BEGIN

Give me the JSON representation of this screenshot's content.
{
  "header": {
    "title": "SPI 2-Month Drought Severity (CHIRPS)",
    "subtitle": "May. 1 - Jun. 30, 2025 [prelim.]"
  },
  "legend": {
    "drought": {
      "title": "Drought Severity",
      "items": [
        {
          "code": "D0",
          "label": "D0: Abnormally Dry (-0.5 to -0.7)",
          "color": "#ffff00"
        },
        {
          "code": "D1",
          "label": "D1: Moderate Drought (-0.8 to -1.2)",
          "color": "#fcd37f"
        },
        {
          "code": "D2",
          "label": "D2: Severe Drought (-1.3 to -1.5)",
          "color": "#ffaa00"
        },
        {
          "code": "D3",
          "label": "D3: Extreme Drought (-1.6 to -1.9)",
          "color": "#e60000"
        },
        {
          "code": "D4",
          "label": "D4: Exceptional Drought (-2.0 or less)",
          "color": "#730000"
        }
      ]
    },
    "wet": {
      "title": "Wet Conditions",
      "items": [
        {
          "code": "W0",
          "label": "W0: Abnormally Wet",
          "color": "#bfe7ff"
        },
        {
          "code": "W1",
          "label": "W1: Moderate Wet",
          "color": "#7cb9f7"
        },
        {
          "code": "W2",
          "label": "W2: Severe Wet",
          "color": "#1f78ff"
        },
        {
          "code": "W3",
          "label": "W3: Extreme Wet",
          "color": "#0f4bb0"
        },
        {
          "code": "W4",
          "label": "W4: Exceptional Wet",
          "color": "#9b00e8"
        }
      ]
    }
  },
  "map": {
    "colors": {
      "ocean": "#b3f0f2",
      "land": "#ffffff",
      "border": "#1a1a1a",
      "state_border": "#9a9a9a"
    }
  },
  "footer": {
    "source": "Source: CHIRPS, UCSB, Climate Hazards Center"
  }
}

END

▶ _What needs to be done_
Copy each line that contains the word "label".

▶ _Task response_
          "label": "D0: Abnormally Dry (-0.5 to -0.7)",
          "label": "D1: Moderate Drought (-0.8 to -1.2)",
          "label": "D2: Severe Drought (-1.3 to -1.5)",
          "label": "D3: Extreme Drought (-1.6 to -1.9)",
          "label": "D4: Exceptional Drought (-2.0 or less)",
          "label": "W0: Abnormally Wet",
          "label": "W1: Moderate Wet",
          "label": "W2: Severe Wet",
          "label": "W3: Extreme Wet",
          "label": "W4: Exceptional Wet",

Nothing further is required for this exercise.